PROBLEM TO SOLVE: State how many lines of the entries hold the string "into", and nothing more.

SUPPLIED MATERIAL:
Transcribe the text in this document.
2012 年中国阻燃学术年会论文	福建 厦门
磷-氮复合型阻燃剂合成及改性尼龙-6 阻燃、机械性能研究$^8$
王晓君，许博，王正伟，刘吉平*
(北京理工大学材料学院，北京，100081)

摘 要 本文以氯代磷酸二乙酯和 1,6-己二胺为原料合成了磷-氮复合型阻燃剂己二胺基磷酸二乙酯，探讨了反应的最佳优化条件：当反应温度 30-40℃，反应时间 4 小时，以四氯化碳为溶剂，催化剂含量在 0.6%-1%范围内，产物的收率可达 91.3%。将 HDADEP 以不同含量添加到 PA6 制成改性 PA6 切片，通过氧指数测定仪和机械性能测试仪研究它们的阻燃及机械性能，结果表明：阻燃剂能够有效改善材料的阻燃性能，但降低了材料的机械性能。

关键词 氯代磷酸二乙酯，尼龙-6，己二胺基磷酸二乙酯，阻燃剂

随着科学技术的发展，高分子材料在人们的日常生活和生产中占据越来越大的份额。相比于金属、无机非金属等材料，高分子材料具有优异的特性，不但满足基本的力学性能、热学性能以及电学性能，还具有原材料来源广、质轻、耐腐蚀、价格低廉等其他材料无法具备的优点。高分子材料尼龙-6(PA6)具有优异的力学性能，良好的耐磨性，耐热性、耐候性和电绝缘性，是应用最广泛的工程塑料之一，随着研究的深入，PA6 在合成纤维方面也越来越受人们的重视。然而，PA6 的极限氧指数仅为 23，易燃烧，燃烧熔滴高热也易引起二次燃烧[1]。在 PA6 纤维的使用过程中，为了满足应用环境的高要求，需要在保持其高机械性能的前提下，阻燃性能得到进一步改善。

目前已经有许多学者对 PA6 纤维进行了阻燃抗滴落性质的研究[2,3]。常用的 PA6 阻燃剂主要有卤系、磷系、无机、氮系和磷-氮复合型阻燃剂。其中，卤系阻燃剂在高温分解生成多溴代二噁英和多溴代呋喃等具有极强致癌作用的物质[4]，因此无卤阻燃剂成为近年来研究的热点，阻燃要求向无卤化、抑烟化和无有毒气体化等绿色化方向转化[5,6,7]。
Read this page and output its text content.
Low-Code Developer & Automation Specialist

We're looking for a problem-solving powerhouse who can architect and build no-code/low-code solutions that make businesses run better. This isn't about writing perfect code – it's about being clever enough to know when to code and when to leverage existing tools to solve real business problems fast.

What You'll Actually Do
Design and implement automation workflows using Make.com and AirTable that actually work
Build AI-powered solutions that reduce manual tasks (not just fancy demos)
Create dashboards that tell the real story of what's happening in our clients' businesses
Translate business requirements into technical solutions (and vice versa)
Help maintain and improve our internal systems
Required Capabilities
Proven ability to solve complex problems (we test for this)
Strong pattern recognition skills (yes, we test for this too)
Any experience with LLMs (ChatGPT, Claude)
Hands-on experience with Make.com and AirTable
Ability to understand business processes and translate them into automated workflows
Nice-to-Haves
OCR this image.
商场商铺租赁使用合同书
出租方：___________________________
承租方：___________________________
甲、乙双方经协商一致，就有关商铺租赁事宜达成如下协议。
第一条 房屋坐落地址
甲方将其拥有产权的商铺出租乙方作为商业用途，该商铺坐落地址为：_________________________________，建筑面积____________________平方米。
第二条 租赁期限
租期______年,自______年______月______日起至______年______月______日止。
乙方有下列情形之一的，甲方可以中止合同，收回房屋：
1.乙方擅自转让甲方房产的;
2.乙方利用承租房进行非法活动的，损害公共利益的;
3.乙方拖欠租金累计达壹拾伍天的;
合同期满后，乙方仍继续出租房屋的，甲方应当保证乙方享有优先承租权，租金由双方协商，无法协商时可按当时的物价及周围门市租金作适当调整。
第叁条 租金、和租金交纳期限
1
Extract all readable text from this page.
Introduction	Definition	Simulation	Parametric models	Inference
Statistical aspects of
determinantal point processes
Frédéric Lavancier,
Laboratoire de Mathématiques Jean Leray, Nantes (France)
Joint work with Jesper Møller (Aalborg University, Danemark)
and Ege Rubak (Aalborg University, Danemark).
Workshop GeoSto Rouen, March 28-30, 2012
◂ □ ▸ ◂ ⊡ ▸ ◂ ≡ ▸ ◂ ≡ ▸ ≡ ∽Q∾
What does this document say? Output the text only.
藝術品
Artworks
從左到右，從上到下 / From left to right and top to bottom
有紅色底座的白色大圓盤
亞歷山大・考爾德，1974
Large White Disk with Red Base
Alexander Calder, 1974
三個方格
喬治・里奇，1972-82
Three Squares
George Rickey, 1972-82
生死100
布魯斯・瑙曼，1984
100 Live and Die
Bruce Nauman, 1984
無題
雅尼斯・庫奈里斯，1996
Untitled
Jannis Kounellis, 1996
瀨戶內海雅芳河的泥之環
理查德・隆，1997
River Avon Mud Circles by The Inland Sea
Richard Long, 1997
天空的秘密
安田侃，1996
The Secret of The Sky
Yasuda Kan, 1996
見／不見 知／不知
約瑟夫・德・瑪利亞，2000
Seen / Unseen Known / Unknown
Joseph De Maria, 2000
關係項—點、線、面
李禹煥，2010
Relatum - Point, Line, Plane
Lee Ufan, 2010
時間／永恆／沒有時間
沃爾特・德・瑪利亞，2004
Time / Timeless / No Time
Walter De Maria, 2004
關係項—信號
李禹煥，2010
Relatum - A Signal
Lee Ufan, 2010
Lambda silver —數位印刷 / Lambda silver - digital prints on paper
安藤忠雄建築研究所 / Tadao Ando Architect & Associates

CORRECT RESPONSE: 2